Supplied material ▸

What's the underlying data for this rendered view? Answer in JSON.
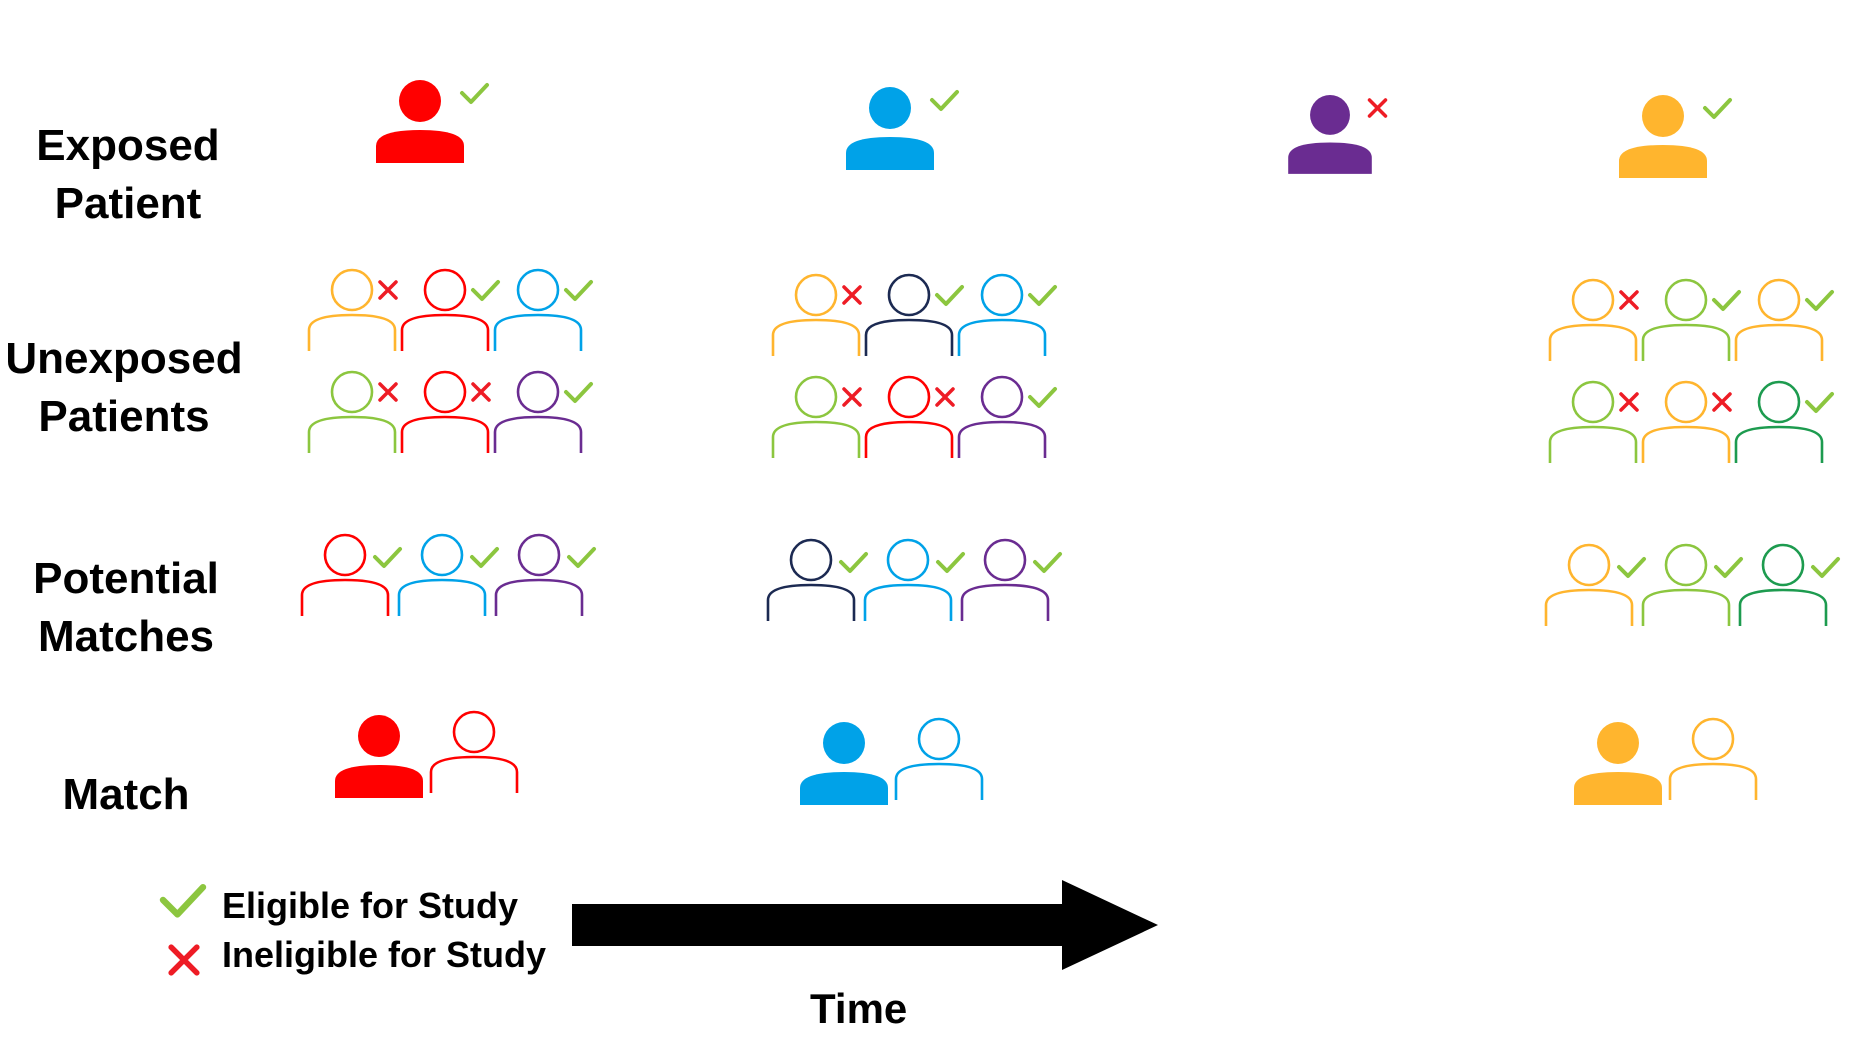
{
  "colors": {
    "red": "#ff0000",
    "blue": "#00a2e8",
    "purple": "#6a2c91",
    "gold": "#ffb52e",
    "green": "#8cc63f",
    "navy": "#1c2a52",
    "darkgreen": "#1d9b4f",
    "check": "#8cc63f",
    "cross": "#ee1c25",
    "arrow": "#000000"
  },
  "row_labels": {
    "exposed": [
      "Exposed",
      "Patient"
    ],
    "unexposed": [
      "Unexposed",
      "Patients"
    ],
    "potential": [
      "Potential",
      "Matches"
    ],
    "match": [
      "Match"
    ]
  },
  "legend": {
    "eligible": "Eligible for Study",
    "ineligible": "Ineligible for Study",
    "eligible_icon": "checkmark-icon",
    "ineligible_icon": "cross-icon"
  },
  "time_label": "Time",
  "columns": [
    {
      "exposed": {
        "color": "red",
        "eligible": true
      },
      "unexposed": [
        {
          "color": "gold",
          "eligible": false
        },
        {
          "color": "red",
          "eligible": true
        },
        {
          "color": "blue",
          "eligible": true
        },
        {
          "color": "green",
          "eligible": false
        },
        {
          "color": "red",
          "eligible": false
        },
        {
          "color": "purple",
          "eligible": true
        }
      ],
      "potential": [
        {
          "color": "red",
          "eligible": true
        },
        {
          "color": "blue",
          "eligible": true
        },
        {
          "color": "purple",
          "eligible": true
        }
      ],
      "match": {
        "exposed": "red",
        "unexposed": "red"
      }
    },
    {
      "exposed": {
        "color": "blue",
        "eligible": true
      },
      "unexposed": [
        {
          "color": "gold",
          "eligible": false
        },
        {
          "color": "navy",
          "eligible": true
        },
        {
          "color": "blue",
          "eligible": true
        },
        {
          "color": "green",
          "eligible": false
        },
        {
          "color": "red",
          "eligible": false
        },
        {
          "color": "purple",
          "eligible": true
        }
      ],
      "potential": [
        {
          "color": "navy",
          "eligible": true
        },
        {
          "color": "blue",
          "eligible": true
        },
        {
          "color": "purple",
          "eligible": true
        }
      ],
      "match": {
        "exposed": "blue",
        "unexposed": "blue"
      }
    },
    {
      "exposed": {
        "color": "purple",
        "eligible": false
      },
      "unexposed": [],
      "potential": [],
      "match": null
    },
    {
      "exposed": {
        "color": "gold",
        "eligible": true
      },
      "unexposed": [
        {
          "color": "gold",
          "eligible": false
        },
        {
          "color": "green",
          "eligible": true
        },
        {
          "color": "gold",
          "eligible": true
        },
        {
          "color": "green",
          "eligible": false
        },
        {
          "color": "gold",
          "eligible": false
        },
        {
          "color": "darkgreen",
          "eligible": true
        }
      ],
      "potential": [
        {
          "color": "gold",
          "eligible": true
        },
        {
          "color": "green",
          "eligible": true
        },
        {
          "color": "darkgreen",
          "eligible": true
        }
      ],
      "match": {
        "exposed": "gold",
        "unexposed": "gold"
      }
    }
  ]
}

What is required ▸ Each line of the entries holding the string "Study" should be found and copied.

Solution to this task ▸
    "eligible": "Eligible for Study",
    "ineligible": "Ineligible for Study",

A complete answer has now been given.